■ Exercise requirements ■
Your task is to print all of the data word for word.

■ Data supplied ■
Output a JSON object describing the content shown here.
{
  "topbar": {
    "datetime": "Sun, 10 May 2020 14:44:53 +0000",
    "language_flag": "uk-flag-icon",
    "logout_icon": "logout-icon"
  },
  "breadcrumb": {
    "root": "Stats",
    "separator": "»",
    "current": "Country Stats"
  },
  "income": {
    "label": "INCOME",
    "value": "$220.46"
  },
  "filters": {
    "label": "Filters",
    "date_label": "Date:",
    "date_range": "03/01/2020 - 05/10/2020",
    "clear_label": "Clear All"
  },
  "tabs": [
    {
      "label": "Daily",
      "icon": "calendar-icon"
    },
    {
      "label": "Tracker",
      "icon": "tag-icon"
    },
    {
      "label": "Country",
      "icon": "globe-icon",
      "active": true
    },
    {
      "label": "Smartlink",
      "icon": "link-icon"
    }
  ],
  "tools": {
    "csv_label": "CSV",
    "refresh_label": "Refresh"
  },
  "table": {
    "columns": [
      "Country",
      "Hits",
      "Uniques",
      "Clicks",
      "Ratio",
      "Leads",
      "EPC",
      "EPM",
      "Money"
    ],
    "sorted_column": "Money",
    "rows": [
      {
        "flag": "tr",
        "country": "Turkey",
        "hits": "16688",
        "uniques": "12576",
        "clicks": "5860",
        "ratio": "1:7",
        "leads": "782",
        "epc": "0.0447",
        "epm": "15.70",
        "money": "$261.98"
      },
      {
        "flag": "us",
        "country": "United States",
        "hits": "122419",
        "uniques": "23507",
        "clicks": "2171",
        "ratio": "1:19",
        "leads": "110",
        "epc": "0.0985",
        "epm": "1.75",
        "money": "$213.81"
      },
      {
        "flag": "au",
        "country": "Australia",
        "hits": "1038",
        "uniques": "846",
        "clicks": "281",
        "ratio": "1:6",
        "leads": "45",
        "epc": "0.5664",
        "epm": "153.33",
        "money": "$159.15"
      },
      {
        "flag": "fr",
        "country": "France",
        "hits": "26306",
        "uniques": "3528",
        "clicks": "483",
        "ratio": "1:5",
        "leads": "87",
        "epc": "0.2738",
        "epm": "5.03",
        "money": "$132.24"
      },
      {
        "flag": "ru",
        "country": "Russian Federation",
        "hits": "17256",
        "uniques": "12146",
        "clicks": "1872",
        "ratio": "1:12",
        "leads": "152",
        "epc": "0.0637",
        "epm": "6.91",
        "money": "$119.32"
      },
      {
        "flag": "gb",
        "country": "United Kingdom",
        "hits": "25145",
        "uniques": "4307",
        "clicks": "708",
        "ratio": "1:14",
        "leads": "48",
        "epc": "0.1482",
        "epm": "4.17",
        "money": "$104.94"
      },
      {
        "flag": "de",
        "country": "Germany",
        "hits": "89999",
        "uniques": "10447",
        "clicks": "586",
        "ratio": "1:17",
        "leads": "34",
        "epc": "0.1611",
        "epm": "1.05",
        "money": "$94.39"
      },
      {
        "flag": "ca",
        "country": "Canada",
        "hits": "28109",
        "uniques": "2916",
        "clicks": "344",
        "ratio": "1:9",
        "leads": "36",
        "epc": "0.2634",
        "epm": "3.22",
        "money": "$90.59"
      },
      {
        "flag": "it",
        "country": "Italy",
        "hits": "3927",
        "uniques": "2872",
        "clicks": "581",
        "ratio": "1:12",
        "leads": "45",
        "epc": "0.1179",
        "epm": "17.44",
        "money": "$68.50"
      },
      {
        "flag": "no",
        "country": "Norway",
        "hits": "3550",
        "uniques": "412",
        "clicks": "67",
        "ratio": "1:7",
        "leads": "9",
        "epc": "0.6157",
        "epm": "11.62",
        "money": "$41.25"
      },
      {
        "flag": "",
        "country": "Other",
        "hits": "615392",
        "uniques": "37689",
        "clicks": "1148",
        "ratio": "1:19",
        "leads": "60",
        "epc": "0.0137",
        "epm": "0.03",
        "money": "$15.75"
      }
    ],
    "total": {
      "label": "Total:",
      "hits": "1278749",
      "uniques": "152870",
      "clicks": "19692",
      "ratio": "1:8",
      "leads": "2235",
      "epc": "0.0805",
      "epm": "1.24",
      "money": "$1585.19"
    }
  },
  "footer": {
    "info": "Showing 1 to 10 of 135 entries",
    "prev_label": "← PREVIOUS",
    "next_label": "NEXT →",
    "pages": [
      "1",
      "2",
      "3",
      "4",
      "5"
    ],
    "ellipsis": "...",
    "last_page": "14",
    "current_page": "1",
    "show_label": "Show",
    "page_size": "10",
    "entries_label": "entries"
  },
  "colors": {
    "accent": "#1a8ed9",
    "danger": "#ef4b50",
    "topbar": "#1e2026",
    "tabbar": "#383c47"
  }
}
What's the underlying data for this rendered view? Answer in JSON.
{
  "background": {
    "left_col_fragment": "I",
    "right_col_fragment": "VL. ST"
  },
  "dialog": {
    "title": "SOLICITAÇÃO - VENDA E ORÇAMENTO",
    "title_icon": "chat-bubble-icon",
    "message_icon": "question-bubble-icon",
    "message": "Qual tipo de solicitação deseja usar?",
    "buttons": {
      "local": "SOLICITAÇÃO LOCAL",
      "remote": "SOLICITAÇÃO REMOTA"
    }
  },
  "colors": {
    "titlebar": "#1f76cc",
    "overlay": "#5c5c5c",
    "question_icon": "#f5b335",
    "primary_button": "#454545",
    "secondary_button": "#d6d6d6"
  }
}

■ Solution below ■
Output a JSON object describing the content shown here.
{
  "topbar": {
    "datetime": "Sun, 10 May 2020 14:44:53 +0000",
    "language_flag": "uk-flag-icon",
    "logout_icon": "logout-icon"
  },
  "breadcrumb": {
    "root": "Stats",
    "separator": "»",
    "current": "Country Stats"
  },
  "income": {
    "label": "INCOME",
    "value": "$220.46"
  },
  "filters": {
    "label": "Filters",
    "date_label": "Date:",
    "date_range": "03/01/2020 - 05/10/2020",
    "clear_label": "Clear All"
  },
  "tabs": [
    {
      "label": "Daily",
      "icon": "calendar-icon"
    },
    {
      "label": "Tracker",
      "icon": "tag-icon"
    },
    {
      "label": "Country",
      "icon": "globe-icon",
      "active": true
    },
    {
      "label": "Smartlink",
      "icon": "link-icon"
    }
  ],
  "tools": {
    "csv_label": "CSV",
    "refresh_label": "Refresh"
  },
  "table": {
    "columns": [
      "Country",
      "Hits",
      "Uniques",
      "Clicks",
      "Ratio",
      "Leads",
      "EPC",
      "EPM",
      "Money"
    ],
    "sorted_column": "Money",
    "rows": [
      {
        "flag": "tr",
        "country": "Turkey",
        "hits": "16688",
        "uniques": "12576",
        "clicks": "5860",
        "ratio": "1:7",
        "leads": "782",
        "epc": "0.0447",
        "epm": "15.70",
        "money": "$261.98"
      },
      {
        "flag": "us",
        "country": "United States",
        "hits": "122419",
        "uniques": "23507",
        "clicks": "2171",
        "ratio": "1:19",
        "leads": "110",
        "epc": "0.0985",
        "epm": "1.75",
        "money": "$213.81"
      },
      {
        "flag": "au",
        "country": "Australia",
        "hits": "1038",
        "uniques": "846",
        "clicks": "281",
        "ratio": "1:6",
        "leads": "45",
        "epc": "0.5664",
        "epm": "153.33",
        "money": "$159.15"
      },
      {
        "flag": "fr",
        "country": "France",
        "hits": "26306",
        "uniques": "3528",
        "clicks": "483",
        "ratio": "1:5",
        "leads": "87",
        "epc": "0.2738",
        "epm": "5.03",
        "money": "$132.24"
      },
      {
        "flag": "ru",
        "country": "Russian Federation",
        "hits": "17256",
        "uniques": "12146",
        "clicks": "1872",
        "ratio": "1:12",
        "leads": "152",
        "epc": "0.0637",
        "epm": "6.91",
        "money": "$119.32"
      },
      {
        "flag": "gb",
        "country": "United Kingdom",
        "hits": "25145",
        "uniques": "4307",
        "clicks": "708",
        "ratio": "1:14",
        "leads": "48",
        "epc": "0.1482",
        "epm": "4.17",
        "money": "$104.94"
      },
      {
        "flag": "de",
        "country": "Germany",
        "hits": "89999",
        "uniques": "10447",
        "clicks": "586",
        "ratio": "1:17",
        "leads": "34",
        "epc": "0.1611",
        "epm": "1.05",
        "money": "$94.39"
      },
      {
        "flag": "ca",
        "country": "Canada",
        "hits": "28109",
        "uniques": "2916",
        "clicks": "344",
        "ratio": "1:9",
        "leads": "36",
        "epc": "0.2634",
        "epm": "3.22",
        "money": "$90.59"
      },
      {
        "flag": "it",
        "country": "Italy",
        "hits": "3927",
        "uniques": "2872",
        "clicks": "581",
        "ratio": "1:12",
        "leads": "45",
        "epc": "0.1179",
        "epm": "17.44",
        "money": "$68.50"
      },
      {
        "flag": "no",
        "country": "Norway",
        "hits": "3550",
        "uniques": "412",
        "clicks": "67",
        "ratio": "1:7",
        "leads": "9",
        "epc": "0.6157",
        "epm": "11.62",
        "money": "$41.25"
      },
      {
        "flag": "",
        "country": "Other",
        "hits": "615392",
        "uniques": "37689",
        "clicks": "1148",
        "ratio": "1:19",
        "leads": "60",
        "epc": "0.0137",
        "epm": "0.03",
        "money": "$15.75"
      }
    ],
    "total": {
      "label": "Total:",
      "hits": "1278749",
      "uniques": "152870",
      "clicks": "19692",
      "ratio": "1:8",
      "leads": "2235",
      "epc": "0.0805",
      "epm": "1.24",
      "money": "$1585.19"
    }
  },
  "footer": {
    "info": "Showing 1 to 10 of 135 entries",
    "prev_label": "← PREVIOUS",
    "next_label": "NEXT →",
    "pages": [
      "1",
      "2",
      "3",
      "4",
      "5"
    ],
    "ellipsis": "...",
    "last_page": "14",
    "current_page": "1",
    "show_label": "Show",
    "page_size": "10",
    "entries_label": "entries"
  },
  "colors": {
    "accent": "#1a8ed9",
    "danger": "#ef4b50",
    "topbar": "#1e2026",
    "tabbar": "#383c47"
  }
}
What's the underlying data for this rendered view? Answer in JSON.
{
  "background": {
    "left_col_fragment": "I",
    "right_col_fragment": "VL. ST"
  },
  "dialog": {
    "title": "SOLICITAÇÃO - VENDA E ORÇAMENTO",
    "title_icon": "chat-bubble-icon",
    "message_icon": "question-bubble-icon",
    "message": "Qual tipo de solicitação deseja usar?",
    "buttons": {
      "local": "SOLICITAÇÃO LOCAL",
      "remote": "SOLICITAÇÃO REMOTA"
    }
  },
  "colors": {
    "titlebar": "#1f76cc",
    "overlay": "#5c5c5c",
    "question_icon": "#f5b335",
    "primary_button": "#454545",
    "secondary_button": "#d6d6d6"
  }
}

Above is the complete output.